Which lines below hold the word "square"? Copy all of them.

(Dataset entries on figures)
________
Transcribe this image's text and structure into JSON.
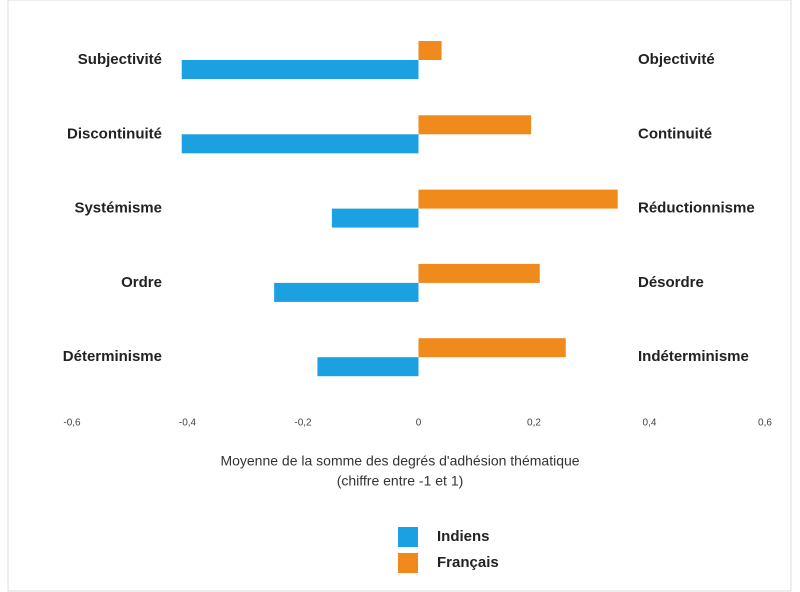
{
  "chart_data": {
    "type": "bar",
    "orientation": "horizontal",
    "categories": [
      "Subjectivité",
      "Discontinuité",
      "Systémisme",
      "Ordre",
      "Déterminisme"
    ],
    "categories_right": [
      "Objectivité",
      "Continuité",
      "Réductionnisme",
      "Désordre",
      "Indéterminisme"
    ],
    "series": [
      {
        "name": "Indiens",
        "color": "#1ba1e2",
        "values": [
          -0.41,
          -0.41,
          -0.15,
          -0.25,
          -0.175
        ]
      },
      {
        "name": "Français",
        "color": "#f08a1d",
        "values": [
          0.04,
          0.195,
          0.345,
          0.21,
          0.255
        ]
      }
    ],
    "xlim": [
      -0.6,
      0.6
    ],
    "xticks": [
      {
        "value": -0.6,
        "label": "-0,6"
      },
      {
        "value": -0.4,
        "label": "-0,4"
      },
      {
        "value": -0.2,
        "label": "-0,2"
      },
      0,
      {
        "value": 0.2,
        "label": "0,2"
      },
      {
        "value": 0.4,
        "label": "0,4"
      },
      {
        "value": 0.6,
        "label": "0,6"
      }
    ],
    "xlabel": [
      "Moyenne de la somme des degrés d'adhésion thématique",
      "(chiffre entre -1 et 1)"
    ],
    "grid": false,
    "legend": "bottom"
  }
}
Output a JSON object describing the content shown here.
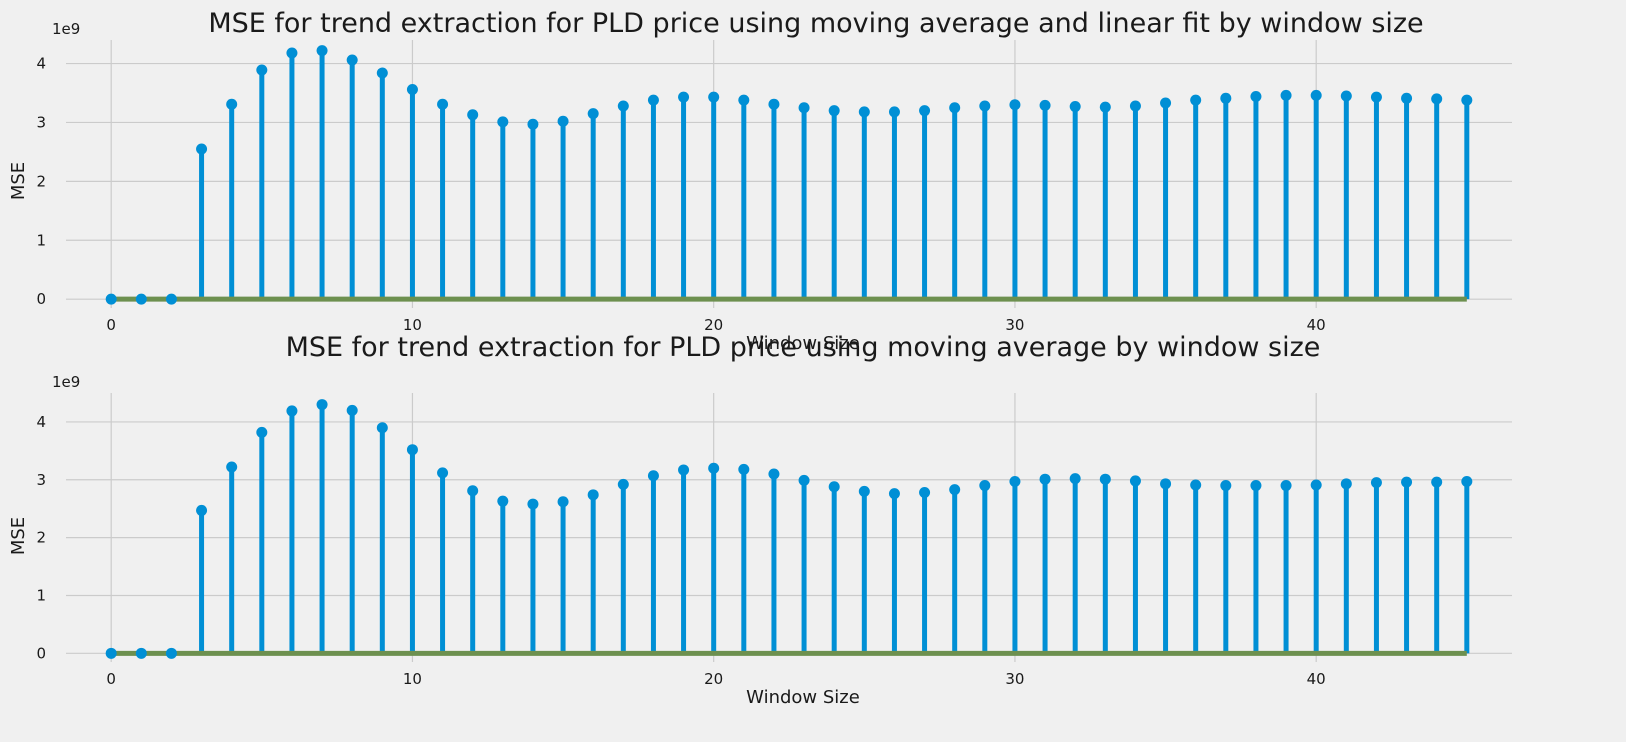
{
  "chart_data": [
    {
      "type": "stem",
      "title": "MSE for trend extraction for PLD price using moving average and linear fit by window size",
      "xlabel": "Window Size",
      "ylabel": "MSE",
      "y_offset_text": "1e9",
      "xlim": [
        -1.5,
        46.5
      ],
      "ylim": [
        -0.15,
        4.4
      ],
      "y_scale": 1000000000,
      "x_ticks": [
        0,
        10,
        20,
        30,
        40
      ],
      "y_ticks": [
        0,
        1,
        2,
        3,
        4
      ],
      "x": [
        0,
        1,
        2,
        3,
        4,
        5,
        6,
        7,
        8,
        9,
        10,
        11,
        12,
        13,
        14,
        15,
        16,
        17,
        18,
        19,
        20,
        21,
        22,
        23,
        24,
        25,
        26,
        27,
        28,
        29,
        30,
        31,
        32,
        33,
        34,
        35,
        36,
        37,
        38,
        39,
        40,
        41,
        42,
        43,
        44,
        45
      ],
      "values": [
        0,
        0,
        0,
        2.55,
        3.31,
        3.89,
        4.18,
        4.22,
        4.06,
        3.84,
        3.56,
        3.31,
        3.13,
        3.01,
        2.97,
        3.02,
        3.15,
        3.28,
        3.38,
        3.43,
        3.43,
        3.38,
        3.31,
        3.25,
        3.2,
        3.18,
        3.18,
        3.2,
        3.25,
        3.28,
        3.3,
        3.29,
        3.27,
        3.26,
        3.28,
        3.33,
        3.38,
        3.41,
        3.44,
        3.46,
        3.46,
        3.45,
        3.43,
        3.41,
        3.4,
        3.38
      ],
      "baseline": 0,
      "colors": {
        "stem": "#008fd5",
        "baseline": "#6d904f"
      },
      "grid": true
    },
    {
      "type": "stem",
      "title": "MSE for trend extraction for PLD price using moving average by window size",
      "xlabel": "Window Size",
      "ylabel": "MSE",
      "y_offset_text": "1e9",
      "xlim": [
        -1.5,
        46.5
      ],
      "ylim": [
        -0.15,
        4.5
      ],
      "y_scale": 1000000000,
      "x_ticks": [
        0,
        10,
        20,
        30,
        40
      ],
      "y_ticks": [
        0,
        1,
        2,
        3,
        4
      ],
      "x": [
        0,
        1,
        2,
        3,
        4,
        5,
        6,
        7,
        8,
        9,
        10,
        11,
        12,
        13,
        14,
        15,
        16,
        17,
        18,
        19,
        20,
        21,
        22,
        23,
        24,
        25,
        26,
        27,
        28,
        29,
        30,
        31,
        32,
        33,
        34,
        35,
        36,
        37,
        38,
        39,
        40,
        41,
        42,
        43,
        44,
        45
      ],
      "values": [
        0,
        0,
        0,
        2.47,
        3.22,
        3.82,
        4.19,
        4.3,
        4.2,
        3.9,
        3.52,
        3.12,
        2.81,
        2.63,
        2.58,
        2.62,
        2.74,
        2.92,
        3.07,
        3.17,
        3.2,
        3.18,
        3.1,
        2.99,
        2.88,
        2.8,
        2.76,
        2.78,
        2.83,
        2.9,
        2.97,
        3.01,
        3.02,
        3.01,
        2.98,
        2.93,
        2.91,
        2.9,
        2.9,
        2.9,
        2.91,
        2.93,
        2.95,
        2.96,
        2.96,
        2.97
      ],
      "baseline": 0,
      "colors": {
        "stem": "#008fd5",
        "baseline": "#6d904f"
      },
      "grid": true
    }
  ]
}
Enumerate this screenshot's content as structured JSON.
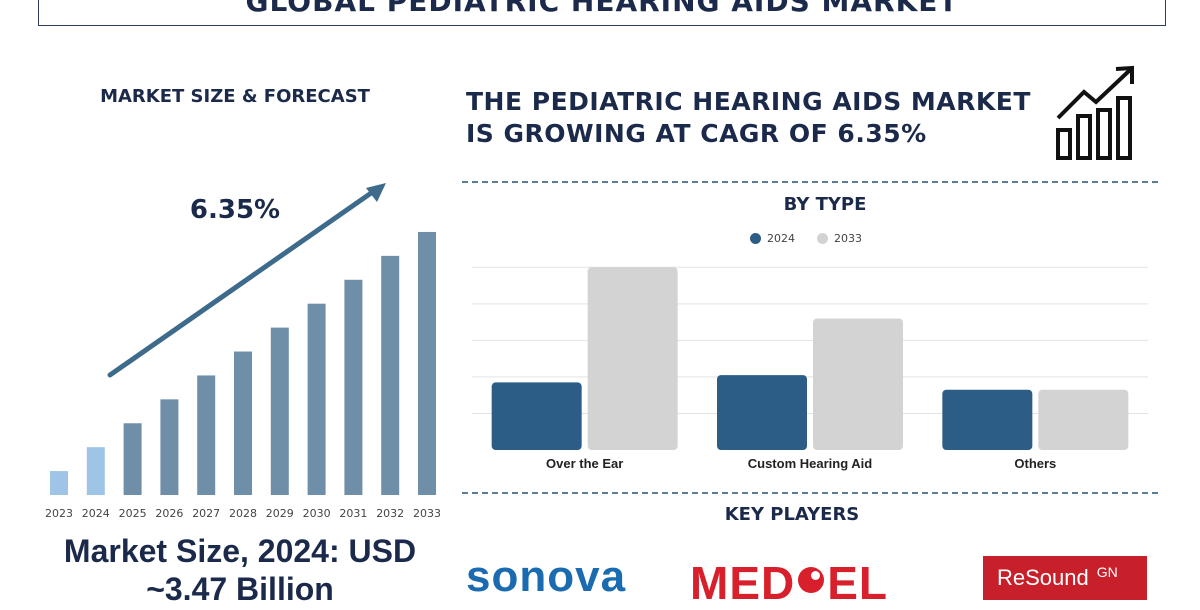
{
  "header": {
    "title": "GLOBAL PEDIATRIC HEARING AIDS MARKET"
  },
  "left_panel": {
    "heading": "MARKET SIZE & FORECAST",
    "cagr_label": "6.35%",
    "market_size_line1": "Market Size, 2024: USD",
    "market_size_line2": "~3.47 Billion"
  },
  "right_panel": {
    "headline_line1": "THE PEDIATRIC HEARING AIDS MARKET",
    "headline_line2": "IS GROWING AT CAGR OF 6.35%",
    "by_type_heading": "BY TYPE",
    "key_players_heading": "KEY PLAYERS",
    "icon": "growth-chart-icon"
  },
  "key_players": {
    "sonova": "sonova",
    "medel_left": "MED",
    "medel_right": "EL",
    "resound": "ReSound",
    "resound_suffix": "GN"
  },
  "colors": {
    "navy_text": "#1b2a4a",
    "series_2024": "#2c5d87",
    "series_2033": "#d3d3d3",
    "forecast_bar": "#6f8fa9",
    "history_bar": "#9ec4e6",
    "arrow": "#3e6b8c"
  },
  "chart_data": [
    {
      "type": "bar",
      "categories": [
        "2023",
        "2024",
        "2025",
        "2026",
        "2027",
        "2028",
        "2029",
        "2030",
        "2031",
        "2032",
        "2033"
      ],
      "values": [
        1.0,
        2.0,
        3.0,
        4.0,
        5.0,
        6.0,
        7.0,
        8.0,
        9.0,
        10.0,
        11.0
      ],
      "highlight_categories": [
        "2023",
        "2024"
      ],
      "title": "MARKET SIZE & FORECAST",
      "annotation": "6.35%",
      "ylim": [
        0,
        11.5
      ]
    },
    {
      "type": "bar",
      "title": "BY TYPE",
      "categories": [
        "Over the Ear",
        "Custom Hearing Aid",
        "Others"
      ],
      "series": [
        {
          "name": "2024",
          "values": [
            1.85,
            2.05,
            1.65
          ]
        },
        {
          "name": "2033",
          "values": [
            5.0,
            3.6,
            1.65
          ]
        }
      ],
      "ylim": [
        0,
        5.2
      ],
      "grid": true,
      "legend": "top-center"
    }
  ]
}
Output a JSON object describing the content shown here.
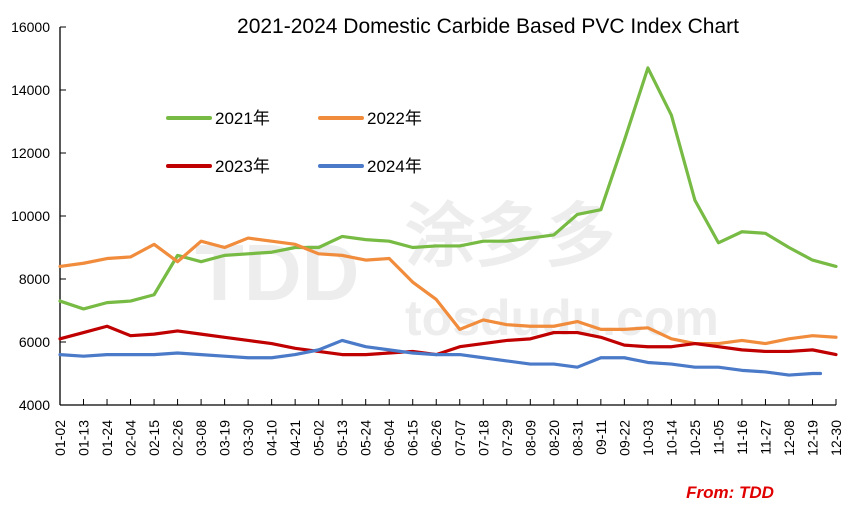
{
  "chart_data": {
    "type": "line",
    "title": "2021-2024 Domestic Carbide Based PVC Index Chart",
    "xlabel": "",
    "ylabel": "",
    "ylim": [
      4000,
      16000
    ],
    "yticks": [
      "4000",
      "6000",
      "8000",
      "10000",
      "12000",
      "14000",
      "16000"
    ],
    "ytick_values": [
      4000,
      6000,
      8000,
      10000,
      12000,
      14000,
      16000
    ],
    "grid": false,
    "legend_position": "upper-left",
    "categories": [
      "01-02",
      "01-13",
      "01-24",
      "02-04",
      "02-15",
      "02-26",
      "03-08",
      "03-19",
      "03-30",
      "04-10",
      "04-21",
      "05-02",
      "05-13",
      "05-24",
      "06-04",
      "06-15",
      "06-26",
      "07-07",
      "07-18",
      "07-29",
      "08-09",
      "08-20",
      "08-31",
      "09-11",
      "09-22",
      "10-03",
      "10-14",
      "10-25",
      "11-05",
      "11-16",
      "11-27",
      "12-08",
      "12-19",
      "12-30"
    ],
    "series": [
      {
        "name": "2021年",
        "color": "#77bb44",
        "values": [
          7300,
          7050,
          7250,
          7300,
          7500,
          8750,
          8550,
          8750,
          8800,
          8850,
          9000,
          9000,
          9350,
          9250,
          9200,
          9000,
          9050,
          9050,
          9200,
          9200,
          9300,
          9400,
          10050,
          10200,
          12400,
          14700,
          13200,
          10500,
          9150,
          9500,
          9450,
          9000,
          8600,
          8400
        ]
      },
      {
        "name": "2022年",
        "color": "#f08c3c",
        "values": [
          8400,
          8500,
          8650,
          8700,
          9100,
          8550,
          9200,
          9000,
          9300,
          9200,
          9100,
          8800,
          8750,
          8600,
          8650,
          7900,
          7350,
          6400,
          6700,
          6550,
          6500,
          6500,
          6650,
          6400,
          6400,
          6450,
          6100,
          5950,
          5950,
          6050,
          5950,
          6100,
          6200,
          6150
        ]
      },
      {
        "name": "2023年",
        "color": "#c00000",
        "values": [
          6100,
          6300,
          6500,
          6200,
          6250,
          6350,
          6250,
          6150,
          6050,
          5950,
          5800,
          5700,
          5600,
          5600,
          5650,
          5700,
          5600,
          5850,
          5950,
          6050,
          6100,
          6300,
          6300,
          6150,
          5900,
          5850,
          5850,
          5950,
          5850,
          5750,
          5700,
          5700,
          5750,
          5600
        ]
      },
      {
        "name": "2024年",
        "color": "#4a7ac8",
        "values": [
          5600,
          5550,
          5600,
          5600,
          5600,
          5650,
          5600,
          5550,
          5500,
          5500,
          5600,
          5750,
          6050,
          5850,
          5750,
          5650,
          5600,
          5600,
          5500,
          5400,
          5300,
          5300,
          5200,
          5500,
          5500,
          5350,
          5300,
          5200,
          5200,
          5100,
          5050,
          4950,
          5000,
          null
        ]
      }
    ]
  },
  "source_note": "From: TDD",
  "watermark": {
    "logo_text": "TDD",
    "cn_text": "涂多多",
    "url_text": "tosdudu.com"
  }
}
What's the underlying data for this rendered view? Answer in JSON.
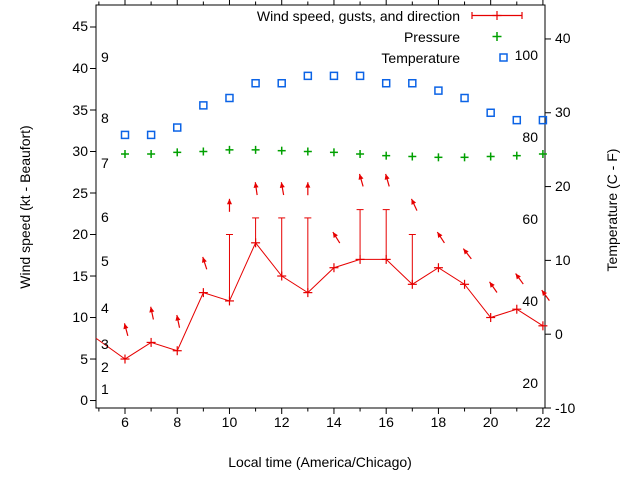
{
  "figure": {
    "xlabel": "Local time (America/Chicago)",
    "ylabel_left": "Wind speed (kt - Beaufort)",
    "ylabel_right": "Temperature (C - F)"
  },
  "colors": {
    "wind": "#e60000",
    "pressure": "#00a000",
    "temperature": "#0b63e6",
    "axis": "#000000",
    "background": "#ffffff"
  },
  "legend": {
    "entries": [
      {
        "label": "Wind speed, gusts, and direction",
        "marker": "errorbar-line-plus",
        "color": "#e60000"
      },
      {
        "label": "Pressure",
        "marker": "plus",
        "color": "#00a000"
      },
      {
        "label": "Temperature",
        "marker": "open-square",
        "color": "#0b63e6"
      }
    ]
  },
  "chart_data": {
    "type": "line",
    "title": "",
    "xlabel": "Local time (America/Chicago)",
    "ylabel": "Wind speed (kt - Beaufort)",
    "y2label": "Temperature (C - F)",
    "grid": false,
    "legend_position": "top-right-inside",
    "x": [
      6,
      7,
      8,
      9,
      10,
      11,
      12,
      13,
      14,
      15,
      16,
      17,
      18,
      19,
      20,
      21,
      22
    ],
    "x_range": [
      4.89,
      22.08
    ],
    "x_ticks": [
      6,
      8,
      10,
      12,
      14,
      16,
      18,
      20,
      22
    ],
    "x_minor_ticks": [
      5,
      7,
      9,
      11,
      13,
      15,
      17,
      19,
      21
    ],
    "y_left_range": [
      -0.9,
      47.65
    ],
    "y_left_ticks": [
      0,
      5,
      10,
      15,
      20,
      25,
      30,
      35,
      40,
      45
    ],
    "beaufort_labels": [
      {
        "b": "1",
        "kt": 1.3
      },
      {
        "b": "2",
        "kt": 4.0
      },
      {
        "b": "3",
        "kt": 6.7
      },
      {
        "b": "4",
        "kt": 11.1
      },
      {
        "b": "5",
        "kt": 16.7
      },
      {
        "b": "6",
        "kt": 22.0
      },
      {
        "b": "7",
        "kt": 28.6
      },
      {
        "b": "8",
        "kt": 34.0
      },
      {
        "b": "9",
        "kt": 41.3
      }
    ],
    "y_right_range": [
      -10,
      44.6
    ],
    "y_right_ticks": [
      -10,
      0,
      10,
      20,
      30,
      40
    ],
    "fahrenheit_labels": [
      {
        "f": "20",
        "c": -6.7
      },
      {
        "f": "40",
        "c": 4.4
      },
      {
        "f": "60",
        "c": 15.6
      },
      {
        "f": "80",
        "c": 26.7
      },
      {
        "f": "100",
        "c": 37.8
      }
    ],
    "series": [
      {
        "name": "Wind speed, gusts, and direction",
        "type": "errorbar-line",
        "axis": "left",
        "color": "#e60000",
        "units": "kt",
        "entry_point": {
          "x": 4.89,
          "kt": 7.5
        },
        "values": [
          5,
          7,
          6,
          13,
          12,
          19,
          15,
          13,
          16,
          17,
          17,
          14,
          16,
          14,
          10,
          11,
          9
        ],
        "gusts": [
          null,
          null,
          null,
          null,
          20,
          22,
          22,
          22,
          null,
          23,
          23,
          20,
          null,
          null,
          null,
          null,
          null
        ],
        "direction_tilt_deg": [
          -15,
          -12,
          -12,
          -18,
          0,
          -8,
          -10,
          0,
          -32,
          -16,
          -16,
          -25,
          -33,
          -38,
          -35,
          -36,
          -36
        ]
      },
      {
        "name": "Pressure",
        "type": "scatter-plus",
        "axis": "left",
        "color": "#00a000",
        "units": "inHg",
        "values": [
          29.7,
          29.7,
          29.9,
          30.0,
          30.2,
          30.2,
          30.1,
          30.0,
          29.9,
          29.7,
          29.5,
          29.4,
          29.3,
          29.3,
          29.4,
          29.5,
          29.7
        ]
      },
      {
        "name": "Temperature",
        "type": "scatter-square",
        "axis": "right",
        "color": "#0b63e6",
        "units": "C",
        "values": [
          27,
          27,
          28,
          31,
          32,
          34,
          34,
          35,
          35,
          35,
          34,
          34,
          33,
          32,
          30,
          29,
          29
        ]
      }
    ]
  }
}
________
**Full response**
        "marker": "open-square",
        "type": "scatter-square",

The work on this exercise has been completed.